Figure dataset records
□ □ □ □ □

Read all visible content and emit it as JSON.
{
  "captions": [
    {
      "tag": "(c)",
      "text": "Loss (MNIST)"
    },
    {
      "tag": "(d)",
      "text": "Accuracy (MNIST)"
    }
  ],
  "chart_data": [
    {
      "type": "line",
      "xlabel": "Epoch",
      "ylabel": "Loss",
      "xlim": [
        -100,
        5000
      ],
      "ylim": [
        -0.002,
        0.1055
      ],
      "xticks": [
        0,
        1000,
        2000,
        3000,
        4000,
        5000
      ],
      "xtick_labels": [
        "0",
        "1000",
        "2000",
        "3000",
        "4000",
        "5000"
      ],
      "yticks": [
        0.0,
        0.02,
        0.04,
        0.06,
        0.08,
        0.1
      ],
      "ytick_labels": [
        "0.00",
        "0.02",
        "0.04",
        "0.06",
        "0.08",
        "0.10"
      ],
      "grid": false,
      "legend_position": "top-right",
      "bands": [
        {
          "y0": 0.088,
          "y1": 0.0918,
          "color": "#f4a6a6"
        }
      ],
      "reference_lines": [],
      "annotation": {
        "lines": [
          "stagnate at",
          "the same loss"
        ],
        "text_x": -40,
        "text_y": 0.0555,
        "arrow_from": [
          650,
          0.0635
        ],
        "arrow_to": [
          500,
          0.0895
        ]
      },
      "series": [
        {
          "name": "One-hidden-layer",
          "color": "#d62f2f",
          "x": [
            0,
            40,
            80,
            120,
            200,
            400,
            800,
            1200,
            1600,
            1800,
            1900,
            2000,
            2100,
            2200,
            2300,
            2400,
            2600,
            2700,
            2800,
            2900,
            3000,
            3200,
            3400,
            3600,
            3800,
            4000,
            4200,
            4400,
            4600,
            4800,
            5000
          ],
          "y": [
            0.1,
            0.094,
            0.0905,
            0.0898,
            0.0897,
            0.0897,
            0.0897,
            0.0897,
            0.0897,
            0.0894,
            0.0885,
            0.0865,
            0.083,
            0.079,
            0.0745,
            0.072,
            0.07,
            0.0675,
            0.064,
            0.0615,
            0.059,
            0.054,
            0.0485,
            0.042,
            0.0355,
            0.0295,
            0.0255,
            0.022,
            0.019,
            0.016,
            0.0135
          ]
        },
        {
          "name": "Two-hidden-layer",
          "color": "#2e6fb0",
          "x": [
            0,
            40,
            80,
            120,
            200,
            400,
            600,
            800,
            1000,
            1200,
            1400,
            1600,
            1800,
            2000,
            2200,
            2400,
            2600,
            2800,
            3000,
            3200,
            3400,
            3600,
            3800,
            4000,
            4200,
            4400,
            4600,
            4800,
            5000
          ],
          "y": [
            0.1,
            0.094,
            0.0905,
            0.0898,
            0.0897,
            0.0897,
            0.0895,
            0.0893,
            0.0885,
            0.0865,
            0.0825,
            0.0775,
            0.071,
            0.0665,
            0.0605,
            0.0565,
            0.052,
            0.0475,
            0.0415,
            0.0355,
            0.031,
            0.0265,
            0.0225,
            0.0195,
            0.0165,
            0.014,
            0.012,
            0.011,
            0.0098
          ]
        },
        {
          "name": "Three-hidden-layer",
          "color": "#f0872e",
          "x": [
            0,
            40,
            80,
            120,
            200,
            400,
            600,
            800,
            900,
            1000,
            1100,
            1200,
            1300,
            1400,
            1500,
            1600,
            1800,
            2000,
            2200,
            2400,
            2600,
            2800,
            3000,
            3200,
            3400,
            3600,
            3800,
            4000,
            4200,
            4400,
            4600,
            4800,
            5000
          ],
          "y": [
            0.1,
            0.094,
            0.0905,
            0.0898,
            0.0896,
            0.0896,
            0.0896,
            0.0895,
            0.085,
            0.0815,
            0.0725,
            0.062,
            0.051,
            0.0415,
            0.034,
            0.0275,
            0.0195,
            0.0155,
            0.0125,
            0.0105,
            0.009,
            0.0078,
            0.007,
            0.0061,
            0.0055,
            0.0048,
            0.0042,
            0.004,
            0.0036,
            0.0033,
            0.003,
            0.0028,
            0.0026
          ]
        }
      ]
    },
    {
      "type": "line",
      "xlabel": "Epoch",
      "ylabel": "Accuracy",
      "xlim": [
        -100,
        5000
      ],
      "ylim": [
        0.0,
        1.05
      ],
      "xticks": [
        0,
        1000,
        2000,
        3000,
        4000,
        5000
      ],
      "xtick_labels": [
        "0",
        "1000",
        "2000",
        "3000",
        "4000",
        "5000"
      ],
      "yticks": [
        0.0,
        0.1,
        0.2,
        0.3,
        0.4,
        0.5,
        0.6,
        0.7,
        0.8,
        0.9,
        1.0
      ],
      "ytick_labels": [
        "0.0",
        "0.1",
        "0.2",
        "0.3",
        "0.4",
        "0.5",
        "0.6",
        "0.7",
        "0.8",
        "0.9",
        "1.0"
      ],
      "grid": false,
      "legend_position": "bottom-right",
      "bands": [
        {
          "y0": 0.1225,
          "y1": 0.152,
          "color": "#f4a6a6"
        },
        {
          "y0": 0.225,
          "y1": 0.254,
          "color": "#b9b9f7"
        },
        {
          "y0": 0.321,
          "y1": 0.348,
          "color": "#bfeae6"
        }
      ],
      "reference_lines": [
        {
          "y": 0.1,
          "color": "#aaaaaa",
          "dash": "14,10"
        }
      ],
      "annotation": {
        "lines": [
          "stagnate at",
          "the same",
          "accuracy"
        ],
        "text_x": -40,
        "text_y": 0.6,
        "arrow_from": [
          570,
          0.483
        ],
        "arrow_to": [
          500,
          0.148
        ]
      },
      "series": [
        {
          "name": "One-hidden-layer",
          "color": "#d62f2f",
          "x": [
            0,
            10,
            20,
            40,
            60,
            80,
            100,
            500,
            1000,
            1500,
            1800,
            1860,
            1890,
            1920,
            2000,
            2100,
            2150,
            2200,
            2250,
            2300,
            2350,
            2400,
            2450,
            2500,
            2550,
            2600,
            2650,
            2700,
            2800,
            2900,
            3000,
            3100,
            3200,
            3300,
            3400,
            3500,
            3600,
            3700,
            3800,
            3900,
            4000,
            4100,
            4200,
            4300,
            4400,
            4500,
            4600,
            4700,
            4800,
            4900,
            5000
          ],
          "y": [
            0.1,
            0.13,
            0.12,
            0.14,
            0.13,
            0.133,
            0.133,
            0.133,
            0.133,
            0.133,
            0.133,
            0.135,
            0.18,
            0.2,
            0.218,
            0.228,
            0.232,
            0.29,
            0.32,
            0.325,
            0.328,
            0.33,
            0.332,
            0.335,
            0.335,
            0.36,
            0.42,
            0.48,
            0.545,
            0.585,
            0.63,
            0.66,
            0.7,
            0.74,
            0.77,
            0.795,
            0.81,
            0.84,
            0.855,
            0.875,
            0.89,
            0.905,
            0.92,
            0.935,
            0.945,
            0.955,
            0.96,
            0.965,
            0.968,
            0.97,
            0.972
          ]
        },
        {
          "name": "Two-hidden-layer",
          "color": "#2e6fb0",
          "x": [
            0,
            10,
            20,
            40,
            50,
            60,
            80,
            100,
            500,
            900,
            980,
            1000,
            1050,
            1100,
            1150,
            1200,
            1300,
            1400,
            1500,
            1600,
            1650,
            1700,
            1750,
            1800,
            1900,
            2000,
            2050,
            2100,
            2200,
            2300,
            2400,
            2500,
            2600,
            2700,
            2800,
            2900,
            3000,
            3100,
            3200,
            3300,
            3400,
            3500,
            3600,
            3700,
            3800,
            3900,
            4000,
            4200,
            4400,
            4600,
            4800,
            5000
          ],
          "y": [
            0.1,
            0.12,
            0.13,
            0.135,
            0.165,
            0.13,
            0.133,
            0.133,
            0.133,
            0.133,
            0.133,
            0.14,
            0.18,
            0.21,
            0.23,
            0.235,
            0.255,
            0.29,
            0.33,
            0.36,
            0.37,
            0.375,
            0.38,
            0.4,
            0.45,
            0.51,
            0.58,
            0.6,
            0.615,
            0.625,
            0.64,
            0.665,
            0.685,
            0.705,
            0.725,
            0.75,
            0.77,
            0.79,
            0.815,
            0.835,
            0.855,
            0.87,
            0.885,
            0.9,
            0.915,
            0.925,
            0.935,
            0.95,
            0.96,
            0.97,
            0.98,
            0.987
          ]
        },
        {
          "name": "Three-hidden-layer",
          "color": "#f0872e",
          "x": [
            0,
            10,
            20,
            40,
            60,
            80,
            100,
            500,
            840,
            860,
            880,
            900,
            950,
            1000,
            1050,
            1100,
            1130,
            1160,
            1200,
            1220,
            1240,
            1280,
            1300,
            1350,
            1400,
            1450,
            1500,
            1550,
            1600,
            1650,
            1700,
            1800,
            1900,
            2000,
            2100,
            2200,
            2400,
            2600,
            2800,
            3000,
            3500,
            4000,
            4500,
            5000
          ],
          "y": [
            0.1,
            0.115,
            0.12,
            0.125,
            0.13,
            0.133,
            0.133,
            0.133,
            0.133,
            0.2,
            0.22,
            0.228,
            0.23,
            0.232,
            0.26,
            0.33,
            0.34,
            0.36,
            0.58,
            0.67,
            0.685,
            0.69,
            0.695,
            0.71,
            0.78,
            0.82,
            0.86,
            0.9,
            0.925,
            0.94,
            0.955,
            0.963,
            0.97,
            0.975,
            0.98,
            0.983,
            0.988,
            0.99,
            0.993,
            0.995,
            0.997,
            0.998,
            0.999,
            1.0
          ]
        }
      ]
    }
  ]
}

□ □ □ □ □

▶ PROBLEM TO SOLVE
Lines containing the word "MNIST" must all be returned from the material above.

▶ WRITTEN SOLUTION
      "text": "Loss (MNIST)"
      "text": "Accuracy (MNIST)"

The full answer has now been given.